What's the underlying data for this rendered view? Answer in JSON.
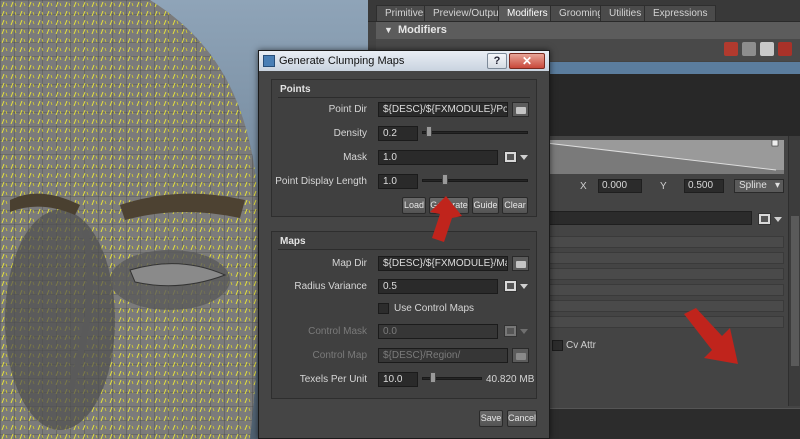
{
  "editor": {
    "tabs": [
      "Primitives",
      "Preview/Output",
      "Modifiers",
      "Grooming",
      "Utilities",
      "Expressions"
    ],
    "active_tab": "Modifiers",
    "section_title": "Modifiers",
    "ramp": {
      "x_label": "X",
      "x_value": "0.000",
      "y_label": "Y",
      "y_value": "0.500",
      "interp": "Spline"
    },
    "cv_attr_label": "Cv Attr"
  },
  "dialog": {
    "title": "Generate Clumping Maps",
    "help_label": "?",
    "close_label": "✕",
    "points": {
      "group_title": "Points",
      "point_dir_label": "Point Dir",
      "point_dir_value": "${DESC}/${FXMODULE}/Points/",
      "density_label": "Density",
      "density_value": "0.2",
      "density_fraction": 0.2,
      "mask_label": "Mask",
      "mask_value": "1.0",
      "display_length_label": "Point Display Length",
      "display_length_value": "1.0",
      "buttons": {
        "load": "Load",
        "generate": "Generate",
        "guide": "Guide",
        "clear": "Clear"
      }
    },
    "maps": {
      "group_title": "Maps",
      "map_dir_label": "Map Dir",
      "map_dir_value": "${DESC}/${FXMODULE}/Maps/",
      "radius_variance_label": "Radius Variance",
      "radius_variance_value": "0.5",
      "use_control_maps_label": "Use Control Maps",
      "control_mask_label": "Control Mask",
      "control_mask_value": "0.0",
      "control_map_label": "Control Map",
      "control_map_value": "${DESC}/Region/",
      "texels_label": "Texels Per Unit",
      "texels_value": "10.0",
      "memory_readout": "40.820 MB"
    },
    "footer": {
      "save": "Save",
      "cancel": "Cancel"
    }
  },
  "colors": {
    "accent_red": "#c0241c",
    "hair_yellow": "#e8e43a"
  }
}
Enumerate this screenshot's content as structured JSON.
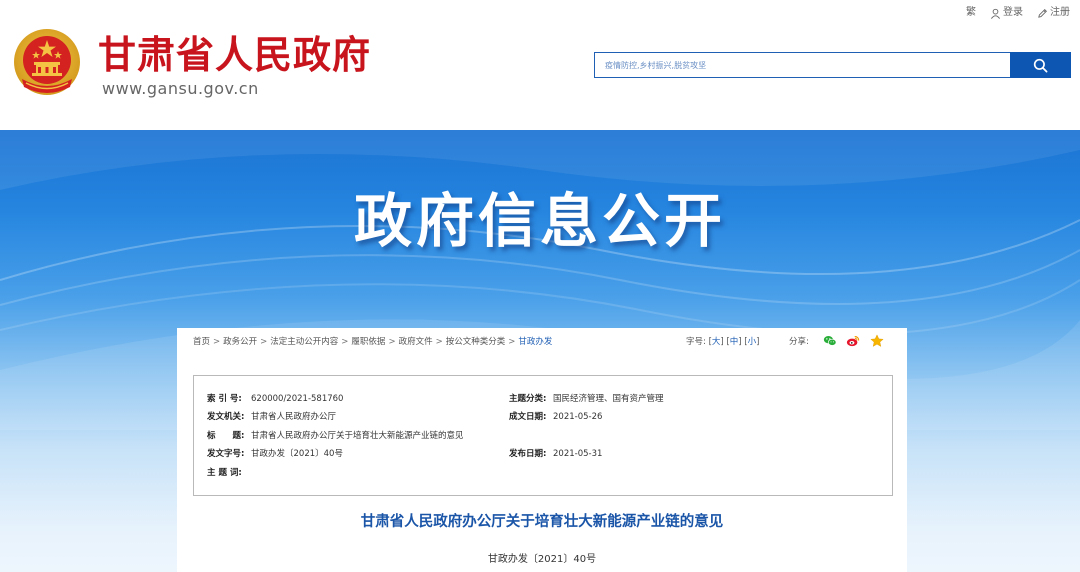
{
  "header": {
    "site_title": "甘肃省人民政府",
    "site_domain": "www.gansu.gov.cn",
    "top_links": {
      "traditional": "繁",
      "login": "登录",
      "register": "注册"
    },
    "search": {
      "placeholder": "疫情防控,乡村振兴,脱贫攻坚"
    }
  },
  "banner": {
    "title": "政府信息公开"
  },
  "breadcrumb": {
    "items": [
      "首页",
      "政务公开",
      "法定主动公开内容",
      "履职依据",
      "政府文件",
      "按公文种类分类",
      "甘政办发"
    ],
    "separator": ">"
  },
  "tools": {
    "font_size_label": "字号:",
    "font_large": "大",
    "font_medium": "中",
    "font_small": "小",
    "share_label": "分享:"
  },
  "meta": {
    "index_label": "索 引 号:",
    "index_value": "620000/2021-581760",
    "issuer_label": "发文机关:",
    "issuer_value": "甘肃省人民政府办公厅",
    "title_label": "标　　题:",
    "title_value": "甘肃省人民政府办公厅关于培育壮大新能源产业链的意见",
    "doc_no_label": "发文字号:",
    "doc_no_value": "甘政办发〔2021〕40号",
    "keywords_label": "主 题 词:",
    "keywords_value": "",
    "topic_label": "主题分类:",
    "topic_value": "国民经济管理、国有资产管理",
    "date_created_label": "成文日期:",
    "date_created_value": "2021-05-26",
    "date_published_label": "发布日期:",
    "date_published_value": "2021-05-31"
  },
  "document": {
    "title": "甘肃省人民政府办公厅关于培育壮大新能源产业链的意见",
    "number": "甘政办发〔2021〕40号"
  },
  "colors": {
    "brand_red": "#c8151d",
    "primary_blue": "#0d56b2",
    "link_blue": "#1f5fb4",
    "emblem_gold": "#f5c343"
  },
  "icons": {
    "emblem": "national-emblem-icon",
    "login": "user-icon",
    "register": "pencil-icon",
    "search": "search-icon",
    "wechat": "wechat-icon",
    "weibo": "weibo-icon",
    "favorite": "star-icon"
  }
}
+ + + +
> [Exercise prompt]
Search the listing above for the string "Modifiers". Copy every line that contains it.

> [Exercise response]
      "Modifiers",
    "active_tab": "Modifiers",
    "section_title": "Modifiers",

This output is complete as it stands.